** start TASK MATERIAL **

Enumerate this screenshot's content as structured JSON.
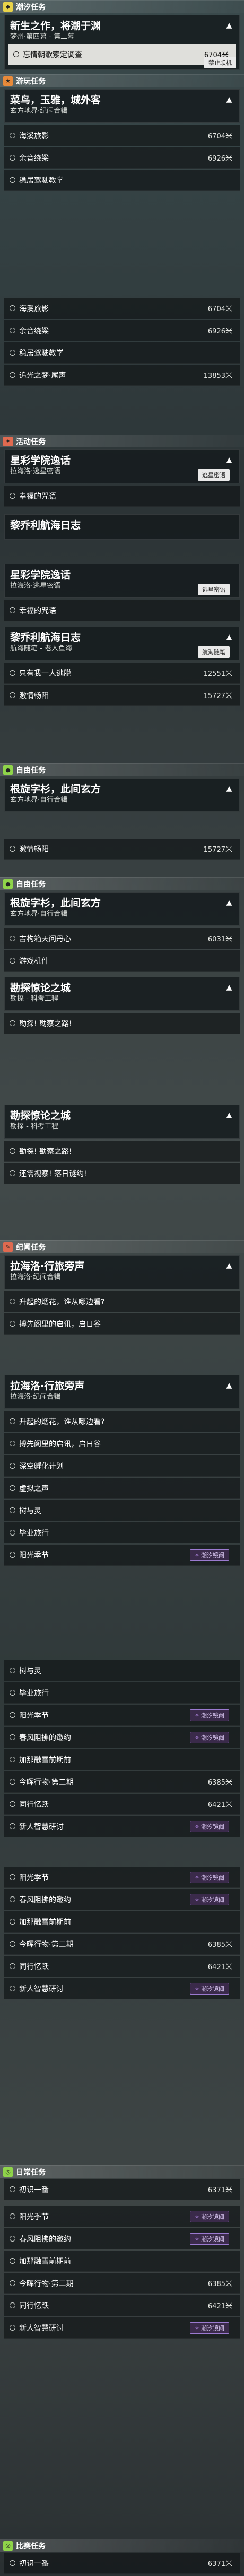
{
  "sections": {
    "chaoxi": "潮汐任务",
    "youxi": "游玩任务",
    "huodong": "活动任务",
    "ziyou": "自由任务",
    "jiyuan": "纪闻任务",
    "riyu": "日常任务",
    "bihai": "比赛任务"
  },
  "quests": {
    "q1": {
      "title": "新生之作，将潮于渊",
      "sub": "梦州·第四幕 - 第二幕"
    },
    "q2": {
      "title": "菜鸟，玉雅，城外客",
      "sub": "玄方地界·纪闻合辑"
    },
    "q3": {
      "title": "星彩学院逸话",
      "sub": "拉海洛·逃星密语"
    },
    "q4": {
      "title": "黎乔利航海日志",
      "sub": ""
    },
    "q5": {
      "title": "星彩学院逸话",
      "sub": "拉海洛·逃星密语"
    },
    "q6": {
      "title": "黎乔利航海日志",
      "sub": "航海随笔 - 老人鱼海"
    },
    "q7": {
      "title": "根旋字杉，此间玄方",
      "sub": "玄方地界·自行合辑"
    },
    "q8": {
      "title": "根旋字杉，此间玄方",
      "sub": "玄方地界·自行合辑"
    },
    "q9": {
      "title": "勘探惊论之城",
      "sub": "勘探 - 科考工程"
    },
    "q10": {
      "title": "勘探惊论之城",
      "sub": "勘探 - 科考工程"
    },
    "q11": {
      "title": "拉海洛·行旅旁声",
      "sub": "拉海洛·纪闻合辑"
    },
    "q12": {
      "title": "拉海洛·行旅旁声",
      "sub": "拉海洛·纪闻合辑"
    }
  },
  "objs": {
    "o1": {
      "label": "忘情朝歌索定调查",
      "dist": "6704米"
    },
    "o2": {
      "label": "海溪旅影",
      "dist": "6704米"
    },
    "o3": {
      "label": "余音绕梁",
      "dist": "6926米"
    },
    "o4": {
      "label": "稳居驾驶教学",
      "dist": ""
    },
    "o5": {
      "label": "海溪旅影",
      "dist": "6704米"
    },
    "o6": {
      "label": "余音绕梁",
      "dist": "6926米"
    },
    "o7": {
      "label": "稳居驾驶教学",
      "dist": ""
    },
    "o8": {
      "label": "追光之梦·尾声",
      "dist": "13853米"
    },
    "o9": {
      "label": "幸福的咒语",
      "dist": ""
    },
    "o10": {
      "label": "幸福的咒语",
      "dist": ""
    },
    "o11": {
      "label": "只有我一人逃脱",
      "dist": "12551米"
    },
    "o12": {
      "label": "激情畅阳",
      "dist": "15727米"
    },
    "o13": {
      "label": "激情畅阳",
      "dist": "15727米"
    },
    "o14": {
      "label": "吉构箱天问丹心",
      "dist": "6031米"
    },
    "o15": {
      "label": "游戏机件",
      "dist": ""
    },
    "o16": {
      "label": "勘探! 勘察之路!",
      "dist": ""
    },
    "o17": {
      "label": "勘探! 勘察之路!",
      "dist": ""
    },
    "o18": {
      "label": "还需视察! 落日谜约!",
      "dist": ""
    },
    "o19": {
      "label": "升起的烟花，谁从哪边看?",
      "dist": ""
    },
    "o20": {
      "label": "搏先阁里的启讯，启日谷",
      "dist": ""
    },
    "o21": {
      "label": "升起的烟花，谁从哪边看?",
      "dist": ""
    },
    "o22": {
      "label": "搏先阁里的启讯，启日谷",
      "dist": ""
    },
    "o23": {
      "label": "深空孵化计划",
      "dist": ""
    },
    "o24": {
      "label": "虚拟之声",
      "dist": ""
    },
    "o25": {
      "label": "树与灵",
      "dist": ""
    },
    "o26": {
      "label": "毕业旅行",
      "dist": ""
    },
    "o27": {
      "label": "阳光季节",
      "dist": ""
    },
    "o28": {
      "label": "树与灵",
      "dist": ""
    },
    "o29": {
      "label": "毕业旅行",
      "dist": ""
    },
    "o30": {
      "label": "阳光季节",
      "dist": ""
    },
    "o31": {
      "label": "春风阻拂的邀约",
      "dist": ""
    },
    "o32": {
      "label": "加那融雪前期前",
      "dist": ""
    },
    "o33": {
      "label": "今晖行物·第二期",
      "dist": "6385米"
    },
    "o34": {
      "label": "同行忆跃",
      "dist": "6421米"
    },
    "o35": {
      "label": "新人智慧研讨",
      "dist": ""
    },
    "o36": {
      "label": "阳光季节",
      "dist": ""
    },
    "o37": {
      "label": "春风阻拂的邀约",
      "dist": ""
    },
    "o38": {
      "label": "加那融雪前期前",
      "dist": ""
    },
    "o39": {
      "label": "今晖行物·第二期",
      "dist": "6385米"
    },
    "o40": {
      "label": "同行忆跃",
      "dist": "6421米"
    },
    "o41": {
      "label": "新人智慧研讨",
      "dist": ""
    },
    "o42": {
      "label": "初识一番",
      "dist": "6371米"
    },
    "o43": {
      "label": "阳光季节",
      "dist": ""
    },
    "o44": {
      "label": "春风阻拂的邀约",
      "dist": ""
    },
    "o45": {
      "label": "加那融雪前期前",
      "dist": ""
    },
    "o46": {
      "label": "今晖行物·第二期",
      "dist": "6385米"
    },
    "o47": {
      "label": "同行忆跃",
      "dist": "6421米"
    },
    "o48": {
      "label": "新人智慧研讨",
      "dist": ""
    },
    "o49": {
      "label": "初识一番",
      "dist": "6371米"
    }
  },
  "pills": {
    "p1": "禁止联机",
    "p2": "逃星密语",
    "p3": "逃星密语",
    "p4": "航海随笔"
  },
  "tags": {
    "t1": "潮汐镜阈"
  }
}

** end TASK MATERIAL **

WHAT IS REQUIRED
All of the records above must be copied exactly, except for the pictures.

SOLUTION TO THIS PROBLEM
Enumerate this screenshot's content as structured JSON.
{
  "sections": {
    "chaoxi": "潮汐任务",
    "youxi": "游玩任务",
    "huodong": "活动任务",
    "ziyou": "自由任务",
    "jiyuan": "纪闻任务",
    "riyu": "日常任务",
    "bihai": "比赛任务"
  },
  "quests": {
    "q1": {
      "title": "新生之作，将潮于渊",
      "sub": "梦州·第四幕 - 第二幕"
    },
    "q2": {
      "title": "菜鸟，玉雅，城外客",
      "sub": "玄方地界·纪闻合辑"
    },
    "q3": {
      "title": "星彩学院逸话",
      "sub": "拉海洛·逃星密语"
    },
    "q4": {
      "title": "黎乔利航海日志",
      "sub": ""
    },
    "q5": {
      "title": "星彩学院逸话",
      "sub": "拉海洛·逃星密语"
    },
    "q6": {
      "title": "黎乔利航海日志",
      "sub": "航海随笔 - 老人鱼海"
    },
    "q7": {
      "title": "根旋字杉，此间玄方",
      "sub": "玄方地界·自行合辑"
    },
    "q8": {
      "title": "根旋字杉，此间玄方",
      "sub": "玄方地界·自行合辑"
    },
    "q9": {
      "title": "勘探惊论之城",
      "sub": "勘探 - 科考工程"
    },
    "q10": {
      "title": "勘探惊论之城",
      "sub": "勘探 - 科考工程"
    },
    "q11": {
      "title": "拉海洛·行旅旁声",
      "sub": "拉海洛·纪闻合辑"
    },
    "q12": {
      "title": "拉海洛·行旅旁声",
      "sub": "拉海洛·纪闻合辑"
    }
  },
  "objs": {
    "o1": {
      "label": "忘情朝歌索定调查",
      "dist": "6704米"
    },
    "o2": {
      "label": "海溪旅影",
      "dist": "6704米"
    },
    "o3": {
      "label": "余音绕梁",
      "dist": "6926米"
    },
    "o4": {
      "label": "稳居驾驶教学",
      "dist": ""
    },
    "o5": {
      "label": "海溪旅影",
      "dist": "6704米"
    },
    "o6": {
      "label": "余音绕梁",
      "dist": "6926米"
    },
    "o7": {
      "label": "稳居驾驶教学",
      "dist": ""
    },
    "o8": {
      "label": "追光之梦·尾声",
      "dist": "13853米"
    },
    "o9": {
      "label": "幸福的咒语",
      "dist": ""
    },
    "o10": {
      "label": "幸福的咒语",
      "dist": ""
    },
    "o11": {
      "label": "只有我一人逃脱",
      "dist": "12551米"
    },
    "o12": {
      "label": "激情畅阳",
      "dist": "15727米"
    },
    "o13": {
      "label": "激情畅阳",
      "dist": "15727米"
    },
    "o14": {
      "label": "吉构箱天问丹心",
      "dist": "6031米"
    },
    "o15": {
      "label": "游戏机件",
      "dist": ""
    },
    "o16": {
      "label": "勘探! 勘察之路!",
      "dist": ""
    },
    "o17": {
      "label": "勘探! 勘察之路!",
      "dist": ""
    },
    "o18": {
      "label": "还需视察! 落日谜约!",
      "dist": ""
    },
    "o19": {
      "label": "升起的烟花，谁从哪边看?",
      "dist": ""
    },
    "o20": {
      "label": "搏先阁里的启讯，启日谷",
      "dist": ""
    },
    "o21": {
      "label": "升起的烟花，谁从哪边看?",
      "dist": ""
    },
    "o22": {
      "label": "搏先阁里的启讯，启日谷",
      "dist": ""
    },
    "o23": {
      "label": "深空孵化计划",
      "dist": ""
    },
    "o24": {
      "label": "虚拟之声",
      "dist": ""
    },
    "o25": {
      "label": "树与灵",
      "dist": ""
    },
    "o26": {
      "label": "毕业旅行",
      "dist": ""
    },
    "o27": {
      "label": "阳光季节",
      "dist": ""
    },
    "o28": {
      "label": "树与灵",
      "dist": ""
    },
    "o29": {
      "label": "毕业旅行",
      "dist": ""
    },
    "o30": {
      "label": "阳光季节",
      "dist": ""
    },
    "o31": {
      "label": "春风阻拂的邀约",
      "dist": ""
    },
    "o32": {
      "label": "加那融雪前期前",
      "dist": ""
    },
    "o33": {
      "label": "今晖行物·第二期",
      "dist": "6385米"
    },
    "o34": {
      "label": "同行忆跃",
      "dist": "6421米"
    },
    "o35": {
      "label": "新人智慧研讨",
      "dist": ""
    },
    "o36": {
      "label": "阳光季节",
      "dist": ""
    },
    "o37": {
      "label": "春风阻拂的邀约",
      "dist": ""
    },
    "o38": {
      "label": "加那融雪前期前",
      "dist": ""
    },
    "o39": {
      "label": "今晖行物·第二期",
      "dist": "6385米"
    },
    "o40": {
      "label": "同行忆跃",
      "dist": "6421米"
    },
    "o41": {
      "label": "新人智慧研讨",
      "dist": ""
    },
    "o42": {
      "label": "初识一番",
      "dist": "6371米"
    },
    "o43": {
      "label": "阳光季节",
      "dist": ""
    },
    "o44": {
      "label": "春风阻拂的邀约",
      "dist": ""
    },
    "o45": {
      "label": "加那融雪前期前",
      "dist": ""
    },
    "o46": {
      "label": "今晖行物·第二期",
      "dist": "6385米"
    },
    "o47": {
      "label": "同行忆跃",
      "dist": "6421米"
    },
    "o48": {
      "label": "新人智慧研讨",
      "dist": ""
    },
    "o49": {
      "label": "初识一番",
      "dist": "6371米"
    }
  },
  "pills": {
    "p1": "禁止联机",
    "p2": "逃星密语",
    "p3": "逃星密语",
    "p4": "航海随笔"
  },
  "tags": {
    "t1": "潮汐镜阈"
  }
}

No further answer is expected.